### EXERCISE DESCRIPTION
How many lines of the data include the string "вместе"? State the number and nothing else.

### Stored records
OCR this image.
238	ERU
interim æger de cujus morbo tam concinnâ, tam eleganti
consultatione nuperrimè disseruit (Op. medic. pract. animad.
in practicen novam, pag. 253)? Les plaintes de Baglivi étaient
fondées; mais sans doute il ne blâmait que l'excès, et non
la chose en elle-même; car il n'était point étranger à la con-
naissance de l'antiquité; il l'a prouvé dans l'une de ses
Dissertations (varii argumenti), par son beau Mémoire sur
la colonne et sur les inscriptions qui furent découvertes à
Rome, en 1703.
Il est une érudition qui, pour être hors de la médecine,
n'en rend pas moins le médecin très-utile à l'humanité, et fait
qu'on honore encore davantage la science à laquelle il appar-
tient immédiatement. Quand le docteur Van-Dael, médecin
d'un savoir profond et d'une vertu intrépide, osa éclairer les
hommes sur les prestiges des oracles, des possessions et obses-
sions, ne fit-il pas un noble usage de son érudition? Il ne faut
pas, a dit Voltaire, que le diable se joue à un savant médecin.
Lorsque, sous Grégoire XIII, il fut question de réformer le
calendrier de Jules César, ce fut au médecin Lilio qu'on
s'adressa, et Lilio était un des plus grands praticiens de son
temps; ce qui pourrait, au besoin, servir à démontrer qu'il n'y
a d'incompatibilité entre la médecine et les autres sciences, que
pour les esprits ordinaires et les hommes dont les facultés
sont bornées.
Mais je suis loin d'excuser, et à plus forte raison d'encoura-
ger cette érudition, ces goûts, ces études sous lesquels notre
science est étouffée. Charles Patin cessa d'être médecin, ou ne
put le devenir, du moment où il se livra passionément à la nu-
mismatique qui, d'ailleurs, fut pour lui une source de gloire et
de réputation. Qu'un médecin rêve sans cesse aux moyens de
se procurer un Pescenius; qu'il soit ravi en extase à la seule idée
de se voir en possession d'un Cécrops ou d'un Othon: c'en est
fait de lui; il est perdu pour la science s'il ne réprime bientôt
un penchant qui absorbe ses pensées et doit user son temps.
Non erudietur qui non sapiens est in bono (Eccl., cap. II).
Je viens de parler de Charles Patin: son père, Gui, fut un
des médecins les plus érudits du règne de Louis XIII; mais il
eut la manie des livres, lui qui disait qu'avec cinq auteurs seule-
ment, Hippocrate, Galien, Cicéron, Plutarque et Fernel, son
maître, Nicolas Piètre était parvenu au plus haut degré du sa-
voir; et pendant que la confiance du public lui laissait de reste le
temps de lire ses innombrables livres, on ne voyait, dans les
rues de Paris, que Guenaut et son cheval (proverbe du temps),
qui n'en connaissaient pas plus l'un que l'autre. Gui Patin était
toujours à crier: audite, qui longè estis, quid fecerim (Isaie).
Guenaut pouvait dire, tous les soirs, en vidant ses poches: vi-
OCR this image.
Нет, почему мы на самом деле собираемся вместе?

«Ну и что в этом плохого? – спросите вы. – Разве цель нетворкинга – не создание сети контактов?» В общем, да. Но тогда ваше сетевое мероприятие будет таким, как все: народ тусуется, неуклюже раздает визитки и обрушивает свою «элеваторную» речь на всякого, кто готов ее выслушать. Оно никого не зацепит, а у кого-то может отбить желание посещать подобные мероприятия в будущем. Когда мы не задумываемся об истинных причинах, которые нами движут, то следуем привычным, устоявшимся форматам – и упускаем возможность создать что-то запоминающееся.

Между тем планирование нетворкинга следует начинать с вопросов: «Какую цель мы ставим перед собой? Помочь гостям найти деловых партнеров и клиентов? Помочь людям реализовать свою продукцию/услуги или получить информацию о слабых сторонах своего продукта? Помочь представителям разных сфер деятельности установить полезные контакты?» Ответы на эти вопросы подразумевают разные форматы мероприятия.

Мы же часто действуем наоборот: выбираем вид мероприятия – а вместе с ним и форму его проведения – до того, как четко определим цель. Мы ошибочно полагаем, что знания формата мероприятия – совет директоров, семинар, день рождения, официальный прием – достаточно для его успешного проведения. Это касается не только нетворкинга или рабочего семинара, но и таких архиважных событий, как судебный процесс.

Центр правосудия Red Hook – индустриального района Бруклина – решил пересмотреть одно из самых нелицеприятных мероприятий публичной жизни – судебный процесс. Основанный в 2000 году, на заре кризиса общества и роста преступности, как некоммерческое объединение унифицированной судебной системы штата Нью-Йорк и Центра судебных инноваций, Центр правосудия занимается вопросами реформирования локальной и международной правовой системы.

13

### SOLUTION TO THE PROBLEM
2